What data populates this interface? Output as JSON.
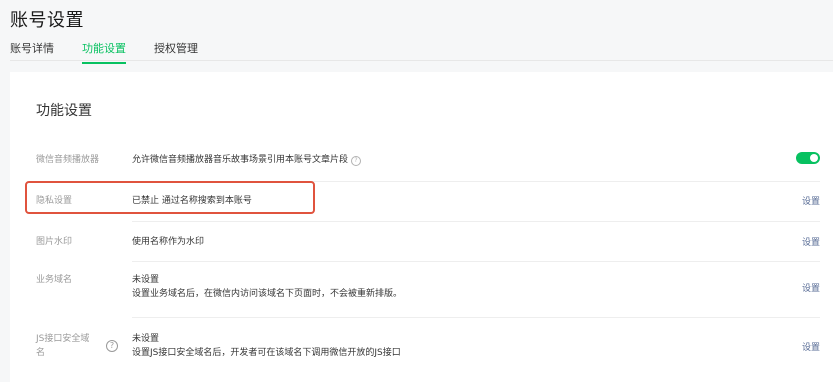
{
  "header": {
    "title": "账号设置"
  },
  "tabs": [
    {
      "label": "账号详情",
      "active": false
    },
    {
      "label": "功能设置",
      "active": true
    },
    {
      "label": "授权管理",
      "active": false
    }
  ],
  "section": {
    "title": "功能设置"
  },
  "rows": {
    "music": {
      "label": "微信音频播放器",
      "value": "允许微信音频播放器音乐故事场景引用本账号文章片段",
      "help_icon": "question-circle-icon",
      "toggle_on": true
    },
    "privacy": {
      "label": "隐私设置",
      "value": "已禁止 通过名称搜索到本账号",
      "action": "设置"
    },
    "watermark": {
      "label": "图片水印",
      "value": "使用名称作为水印",
      "action": "设置"
    },
    "business_domain": {
      "label": "业务域名",
      "value": "未设置",
      "desc": "设置业务域名后，在微信内访问该域名下页面时，不会被重新排版。",
      "action": "设置"
    },
    "js_domain": {
      "label_line1": "JS接口安全域",
      "label_line2": "名",
      "help_icon": "question-circle-icon",
      "value": "未设置",
      "desc": "设置JS接口安全域名后，开发者可在该域名下调用微信开放的JS接口",
      "action": "设置"
    }
  },
  "colors": {
    "accent": "#07c160",
    "link": "#576b95",
    "highlight": "#e0533e"
  }
}
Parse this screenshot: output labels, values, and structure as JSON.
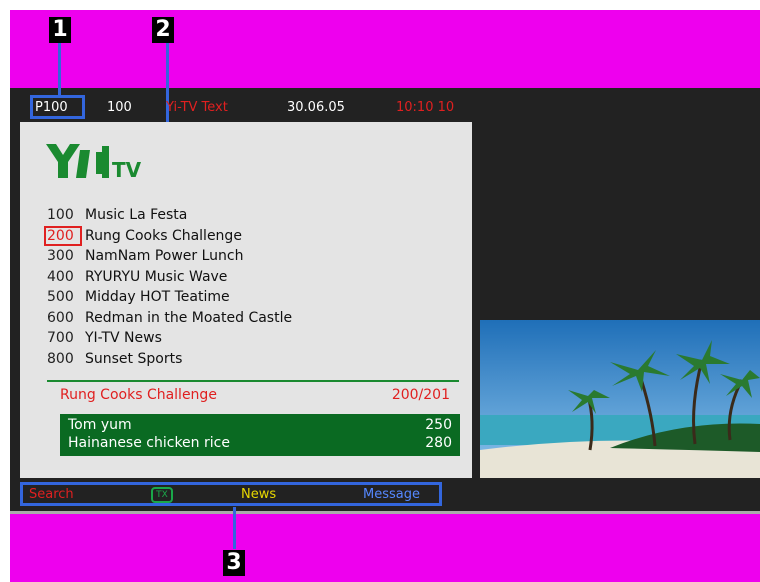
{
  "callouts": [
    "1",
    "2",
    "3"
  ],
  "status_bar": {
    "page": "P100",
    "number": "100",
    "service": "Yi-TV Text",
    "date": "30.06.05",
    "time": "10:10 10"
  },
  "logo": {
    "name": "Yi-TV logo",
    "color": "#1a8a30"
  },
  "index": [
    {
      "num": "100",
      "title": "Music La Festa"
    },
    {
      "num": "200",
      "title": "Rung Cooks Challenge",
      "selected": true
    },
    {
      "num": "300",
      "title": "NamNam Power Lunch"
    },
    {
      "num": "400",
      "title": "RYURYU Music Wave"
    },
    {
      "num": "500",
      "title": "Midday HOT Teatime"
    },
    {
      "num": "600",
      "title": "Redman in the Moated Castle"
    },
    {
      "num": "700",
      "title": "YI-TV News"
    },
    {
      "num": "800",
      "title": "Sunset Sports"
    }
  ],
  "program": {
    "title": "Rung Cooks Challenge",
    "pages": "200/201",
    "items": [
      {
        "name": "Tom yum",
        "page": "250"
      },
      {
        "name": "Hainanese chicken rice",
        "page": "280"
      }
    ]
  },
  "navbar": {
    "search": "Search",
    "icon": "teletext-icon",
    "news": "News",
    "message": "Message"
  },
  "colors": {
    "frame": "#ee00ee",
    "screen": "#222222",
    "highlight": "#3366dd",
    "red": "#e02020",
    "green": "#0a6a22",
    "yellow": "#e8d800",
    "blue": "#5588ff"
  }
}
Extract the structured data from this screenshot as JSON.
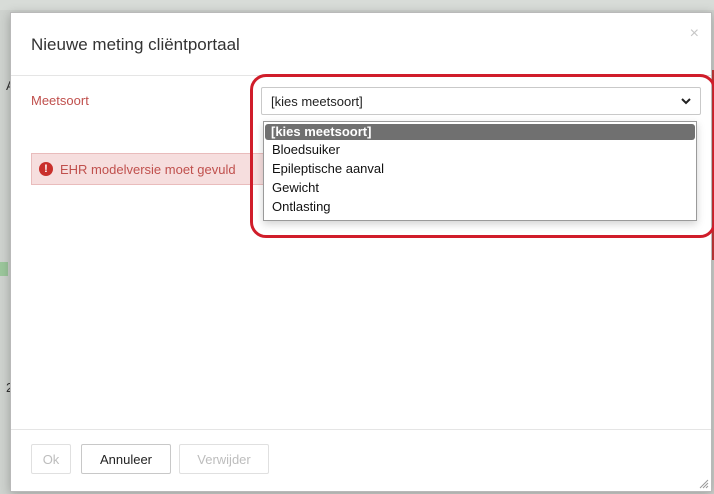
{
  "background": {
    "left_marks": [
      "A",
      "2"
    ]
  },
  "dialog": {
    "title": "Nieuwe meting cliëntportaal",
    "close_symbol": "×"
  },
  "form": {
    "meetsoort_label": "Meetsoort",
    "select": {
      "selected_value": "[kies meetsoort]",
      "options": [
        "[kies meetsoort]",
        "Bloedsuiker",
        "Epileptische aanval",
        "Gewicht",
        "Ontlasting"
      ],
      "highlighted_index": 0
    },
    "alert": {
      "icon_symbol": "!",
      "text": "EHR modelversie moet gevuld"
    }
  },
  "footer": {
    "ok_label": "Ok",
    "cancel_label": "Annuleer",
    "delete_label": "Verwijder"
  },
  "colors": {
    "label_red": "#c0504d",
    "highlight_ring": "#d01d2a",
    "selected_option_bg": "#707070",
    "alert_bg": "#f6dede"
  },
  "icons": {
    "close": "close-icon",
    "dropdown": "chevron-down-icon",
    "alert": "exclamation-circle-icon",
    "resize": "resize-handle-icon"
  }
}
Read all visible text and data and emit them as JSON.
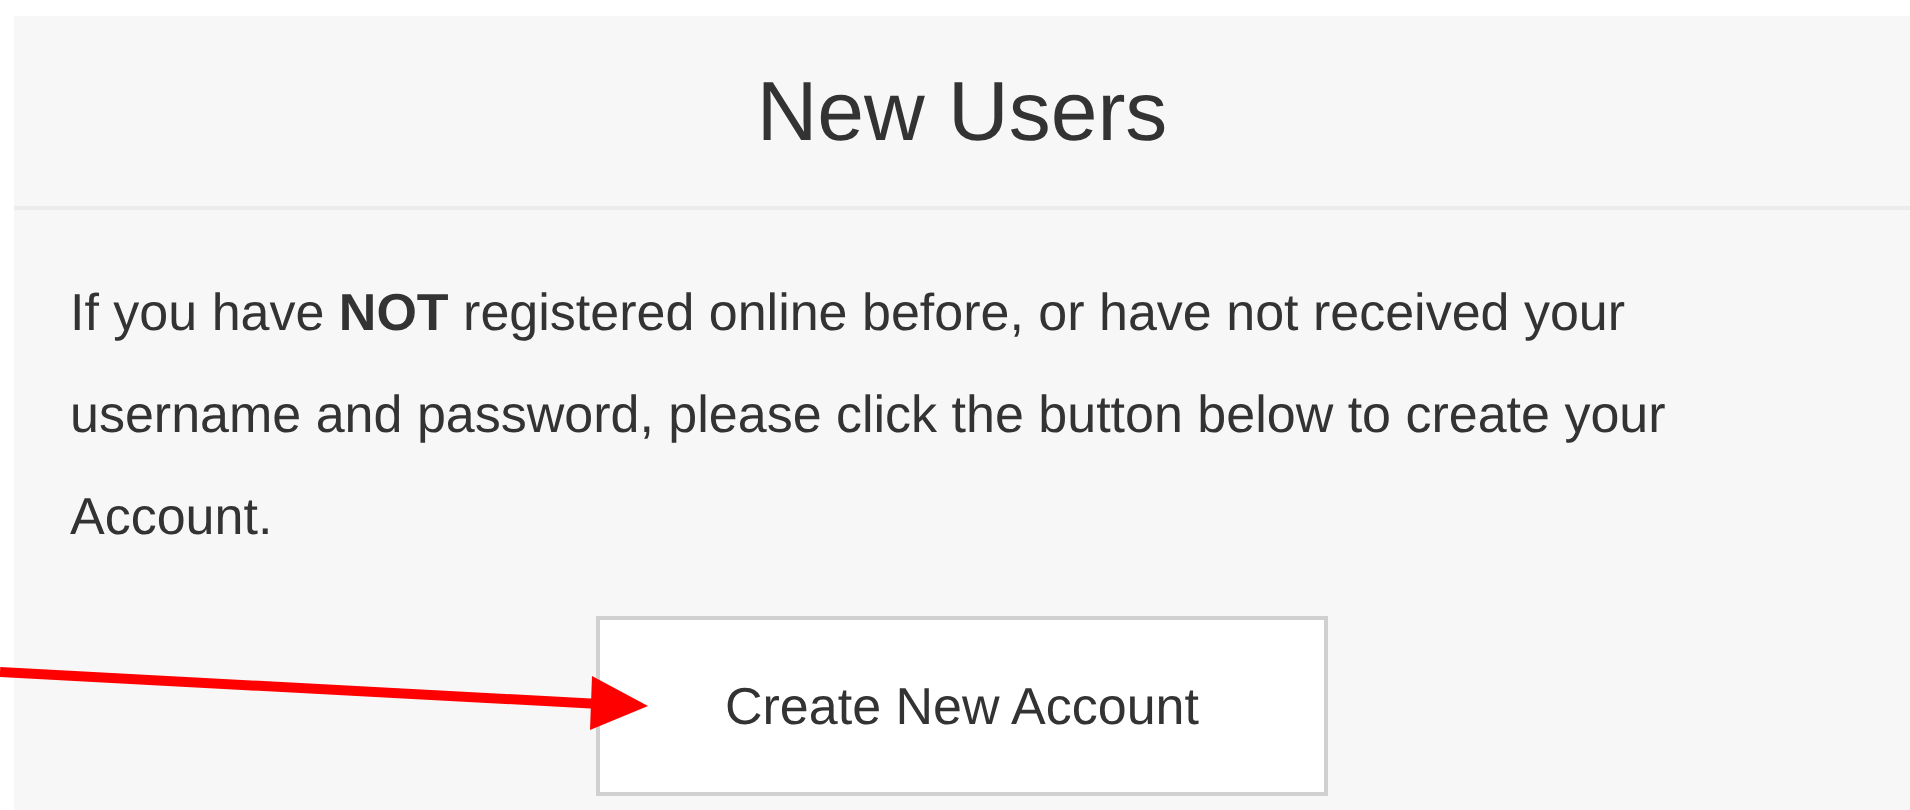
{
  "panel": {
    "title": "New Users",
    "message": "If you have **NOT** registered online before, or have not received your username and password, please click the button below to create your Account.",
    "button": "Create New Account"
  }
}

━━━━━━━━━━━━━━━━━━━━

- [PROBLEM REQUIREMENTS]: Pull every line containing "data" out of the records.

- [THE RESPONSE]:
What data populates this interface? Output as JSON.
Extract the structured data from this screenshot as JSON.
Read all visible text and data and emit them as JSON.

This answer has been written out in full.